# Aim
Please rewrite the lines from the one with "323, 354, 334]" to the one with "265, 826, 276]", putting "dense haze" wherever "thick haze" appears and leaving everything else unchanged.

Recorded data
--------

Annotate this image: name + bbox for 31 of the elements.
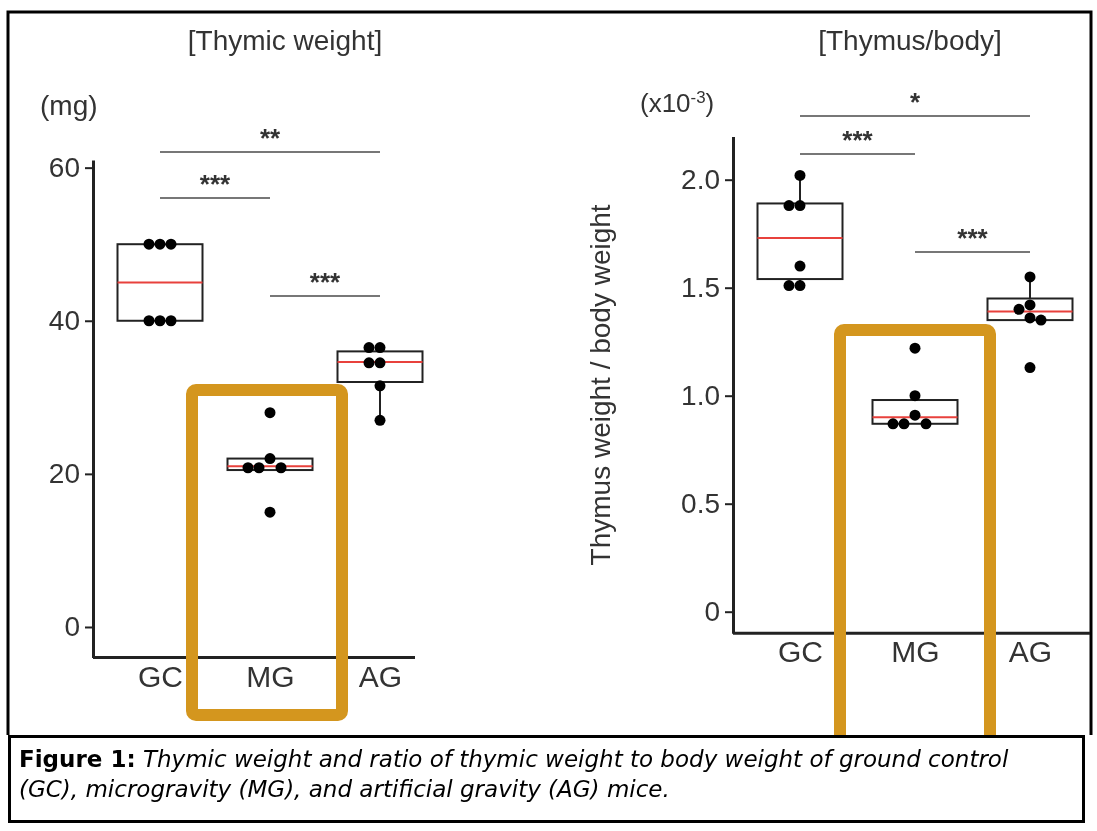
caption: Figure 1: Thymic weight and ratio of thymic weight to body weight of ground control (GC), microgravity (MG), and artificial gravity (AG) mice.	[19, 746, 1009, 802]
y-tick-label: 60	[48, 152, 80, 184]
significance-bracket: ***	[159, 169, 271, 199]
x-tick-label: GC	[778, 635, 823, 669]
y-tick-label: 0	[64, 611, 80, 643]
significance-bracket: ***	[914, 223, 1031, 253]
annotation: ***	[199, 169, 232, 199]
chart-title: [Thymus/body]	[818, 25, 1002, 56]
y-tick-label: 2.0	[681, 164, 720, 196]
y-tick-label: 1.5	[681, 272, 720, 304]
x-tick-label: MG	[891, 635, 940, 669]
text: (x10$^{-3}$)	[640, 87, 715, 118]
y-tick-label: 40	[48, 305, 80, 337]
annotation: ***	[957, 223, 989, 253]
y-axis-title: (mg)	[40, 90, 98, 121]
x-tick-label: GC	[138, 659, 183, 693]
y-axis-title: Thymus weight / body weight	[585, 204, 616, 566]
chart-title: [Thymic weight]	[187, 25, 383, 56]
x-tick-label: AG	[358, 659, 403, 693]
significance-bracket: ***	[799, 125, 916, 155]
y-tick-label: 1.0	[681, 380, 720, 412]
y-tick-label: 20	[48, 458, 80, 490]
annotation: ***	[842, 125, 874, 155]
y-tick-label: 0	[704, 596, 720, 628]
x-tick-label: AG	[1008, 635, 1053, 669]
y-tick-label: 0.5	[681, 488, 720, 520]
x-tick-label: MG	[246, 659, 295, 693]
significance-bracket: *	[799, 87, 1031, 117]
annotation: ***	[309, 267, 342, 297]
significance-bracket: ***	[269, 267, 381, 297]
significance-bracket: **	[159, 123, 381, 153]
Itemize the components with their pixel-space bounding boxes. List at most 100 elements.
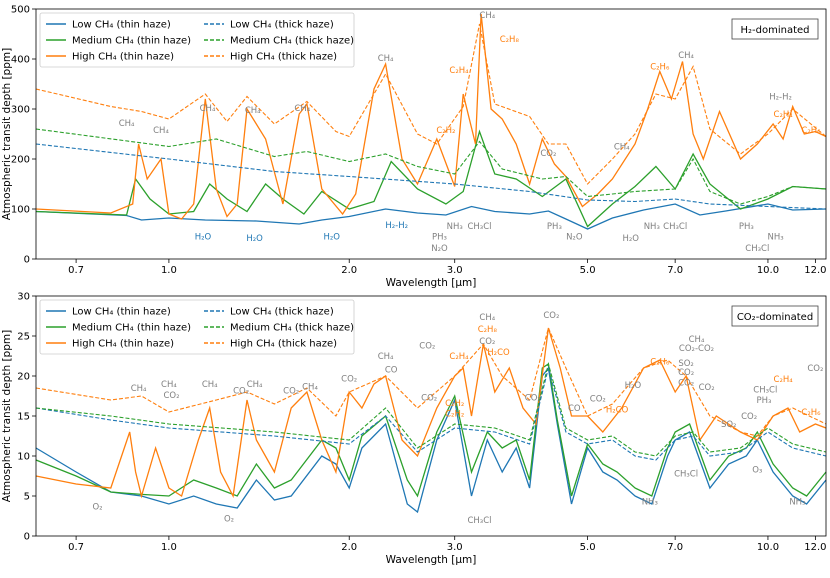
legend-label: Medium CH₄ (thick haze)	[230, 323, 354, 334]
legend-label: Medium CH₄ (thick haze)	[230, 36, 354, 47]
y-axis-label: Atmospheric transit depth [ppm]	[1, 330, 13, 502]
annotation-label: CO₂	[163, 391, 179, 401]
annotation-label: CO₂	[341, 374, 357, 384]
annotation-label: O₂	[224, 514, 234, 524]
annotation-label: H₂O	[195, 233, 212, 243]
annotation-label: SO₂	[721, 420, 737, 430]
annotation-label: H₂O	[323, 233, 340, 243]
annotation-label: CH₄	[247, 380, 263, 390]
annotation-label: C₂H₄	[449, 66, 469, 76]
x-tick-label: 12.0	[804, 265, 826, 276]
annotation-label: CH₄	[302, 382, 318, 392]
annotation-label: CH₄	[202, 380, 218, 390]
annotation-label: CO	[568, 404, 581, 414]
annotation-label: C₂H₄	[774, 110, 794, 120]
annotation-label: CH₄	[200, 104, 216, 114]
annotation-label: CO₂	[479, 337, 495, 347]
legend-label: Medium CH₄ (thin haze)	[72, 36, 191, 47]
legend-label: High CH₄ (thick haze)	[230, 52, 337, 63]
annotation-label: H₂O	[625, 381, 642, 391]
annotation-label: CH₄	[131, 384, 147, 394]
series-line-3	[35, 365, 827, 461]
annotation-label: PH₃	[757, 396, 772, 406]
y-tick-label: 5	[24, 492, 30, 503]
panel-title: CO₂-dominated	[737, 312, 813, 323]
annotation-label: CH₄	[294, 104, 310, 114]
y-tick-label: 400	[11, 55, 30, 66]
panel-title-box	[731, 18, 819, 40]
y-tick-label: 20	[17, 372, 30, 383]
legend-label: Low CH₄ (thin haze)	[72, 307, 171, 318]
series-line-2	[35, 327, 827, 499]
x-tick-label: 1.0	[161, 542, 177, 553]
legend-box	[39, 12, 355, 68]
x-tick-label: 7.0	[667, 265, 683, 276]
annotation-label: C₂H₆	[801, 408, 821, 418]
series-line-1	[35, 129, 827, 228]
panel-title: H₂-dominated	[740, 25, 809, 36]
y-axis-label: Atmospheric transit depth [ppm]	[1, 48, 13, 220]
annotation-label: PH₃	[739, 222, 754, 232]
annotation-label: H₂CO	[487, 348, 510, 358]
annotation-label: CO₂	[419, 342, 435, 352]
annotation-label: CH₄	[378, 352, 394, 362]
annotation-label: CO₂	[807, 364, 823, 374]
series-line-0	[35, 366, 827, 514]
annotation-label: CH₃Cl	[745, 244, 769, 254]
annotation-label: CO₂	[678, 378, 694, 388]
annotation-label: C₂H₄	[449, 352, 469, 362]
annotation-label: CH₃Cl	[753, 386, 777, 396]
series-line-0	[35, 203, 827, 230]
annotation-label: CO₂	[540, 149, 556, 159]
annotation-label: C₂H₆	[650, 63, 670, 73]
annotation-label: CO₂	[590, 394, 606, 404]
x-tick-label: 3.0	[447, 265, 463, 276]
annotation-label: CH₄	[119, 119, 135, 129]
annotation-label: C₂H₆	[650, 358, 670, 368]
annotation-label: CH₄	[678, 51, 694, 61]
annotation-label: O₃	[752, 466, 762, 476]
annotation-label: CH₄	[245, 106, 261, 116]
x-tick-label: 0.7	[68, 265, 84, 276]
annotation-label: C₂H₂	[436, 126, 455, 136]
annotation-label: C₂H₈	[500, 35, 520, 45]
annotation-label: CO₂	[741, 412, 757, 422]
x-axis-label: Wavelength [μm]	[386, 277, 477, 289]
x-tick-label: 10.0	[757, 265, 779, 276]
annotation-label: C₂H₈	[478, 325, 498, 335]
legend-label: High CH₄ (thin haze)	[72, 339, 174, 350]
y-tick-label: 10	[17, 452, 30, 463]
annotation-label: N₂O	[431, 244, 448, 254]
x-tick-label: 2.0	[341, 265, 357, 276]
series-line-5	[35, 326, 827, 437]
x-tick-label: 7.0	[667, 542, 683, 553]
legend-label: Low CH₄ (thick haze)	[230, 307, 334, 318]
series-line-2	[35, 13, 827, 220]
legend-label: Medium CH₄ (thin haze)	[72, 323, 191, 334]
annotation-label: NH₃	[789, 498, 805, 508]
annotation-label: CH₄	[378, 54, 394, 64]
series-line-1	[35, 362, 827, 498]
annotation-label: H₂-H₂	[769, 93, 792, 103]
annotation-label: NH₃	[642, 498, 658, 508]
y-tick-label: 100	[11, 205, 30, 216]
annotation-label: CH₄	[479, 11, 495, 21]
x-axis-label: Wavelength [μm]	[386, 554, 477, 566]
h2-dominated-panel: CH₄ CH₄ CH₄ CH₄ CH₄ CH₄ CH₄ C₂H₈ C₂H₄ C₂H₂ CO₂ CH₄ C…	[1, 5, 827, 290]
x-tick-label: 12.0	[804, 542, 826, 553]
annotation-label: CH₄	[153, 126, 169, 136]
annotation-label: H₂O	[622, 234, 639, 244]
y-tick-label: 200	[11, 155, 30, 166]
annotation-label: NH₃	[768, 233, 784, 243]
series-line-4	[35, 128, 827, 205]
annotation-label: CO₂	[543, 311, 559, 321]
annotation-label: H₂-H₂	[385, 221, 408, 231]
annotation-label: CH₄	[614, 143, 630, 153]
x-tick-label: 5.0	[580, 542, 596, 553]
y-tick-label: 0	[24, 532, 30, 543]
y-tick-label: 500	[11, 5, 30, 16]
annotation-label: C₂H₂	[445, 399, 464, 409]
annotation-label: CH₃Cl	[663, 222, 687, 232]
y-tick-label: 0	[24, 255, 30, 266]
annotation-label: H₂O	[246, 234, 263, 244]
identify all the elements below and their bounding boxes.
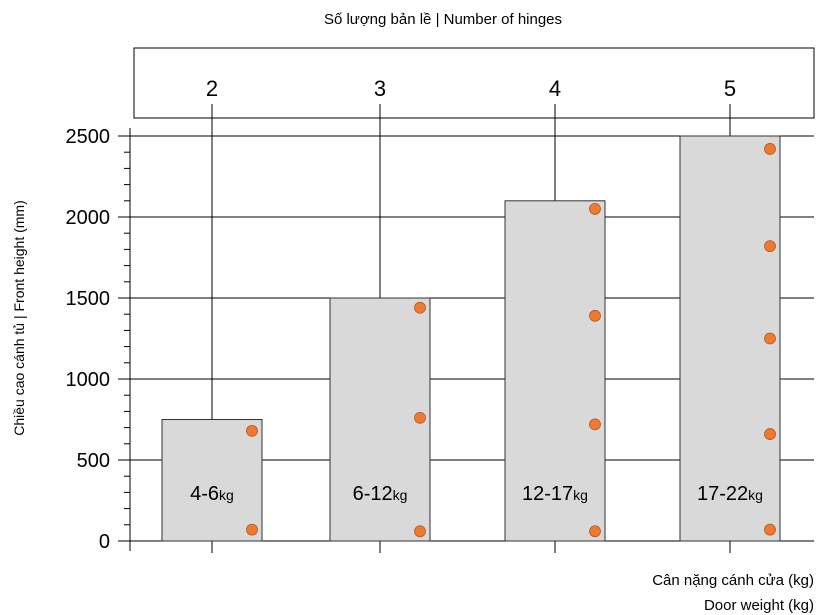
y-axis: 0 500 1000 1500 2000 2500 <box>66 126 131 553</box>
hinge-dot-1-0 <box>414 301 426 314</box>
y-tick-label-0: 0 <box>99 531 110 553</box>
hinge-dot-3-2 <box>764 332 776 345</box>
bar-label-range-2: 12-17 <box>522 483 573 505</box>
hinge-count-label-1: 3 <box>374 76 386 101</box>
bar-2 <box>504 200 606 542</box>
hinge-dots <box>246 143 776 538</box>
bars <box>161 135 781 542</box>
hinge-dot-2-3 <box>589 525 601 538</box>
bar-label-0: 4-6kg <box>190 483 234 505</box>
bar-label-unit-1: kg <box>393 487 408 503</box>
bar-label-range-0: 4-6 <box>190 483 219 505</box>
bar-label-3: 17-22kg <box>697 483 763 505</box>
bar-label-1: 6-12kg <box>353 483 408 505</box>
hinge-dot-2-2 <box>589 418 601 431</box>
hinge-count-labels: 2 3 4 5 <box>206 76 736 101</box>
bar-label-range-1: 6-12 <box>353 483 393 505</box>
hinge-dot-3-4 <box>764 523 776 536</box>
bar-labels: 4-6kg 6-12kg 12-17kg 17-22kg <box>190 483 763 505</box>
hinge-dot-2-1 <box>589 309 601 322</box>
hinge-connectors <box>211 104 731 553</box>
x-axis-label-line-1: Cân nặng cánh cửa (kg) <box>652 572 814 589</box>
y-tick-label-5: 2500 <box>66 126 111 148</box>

--------

# Exercise solution
legend-label: Medium CH₄ (dense haze)	[230, 323, 354, 334]
legend-label: Medium CH₄ (dense haze)	[230, 36, 354, 47]
y-axis-label: Atmospheric transit depth [ppm]	[1, 330, 13, 502]
annotation-label: CO₂	[163, 391, 179, 401]
annotation-label: CO₂	[341, 374, 357, 384]
annotation-label: O₂	[224, 514, 234, 524]
annotation-label: H₂O	[195, 233, 212, 243]
annotation-label: SO₂	[721, 420, 737, 430]
annotation-label: H₂O	[323, 233, 340, 243]
annotation-label: CH₄	[247, 380, 263, 390]
annotation-label: C₂H₄	[449, 66, 469, 76]
x-tick-label: 12.0	[804, 265, 826, 276]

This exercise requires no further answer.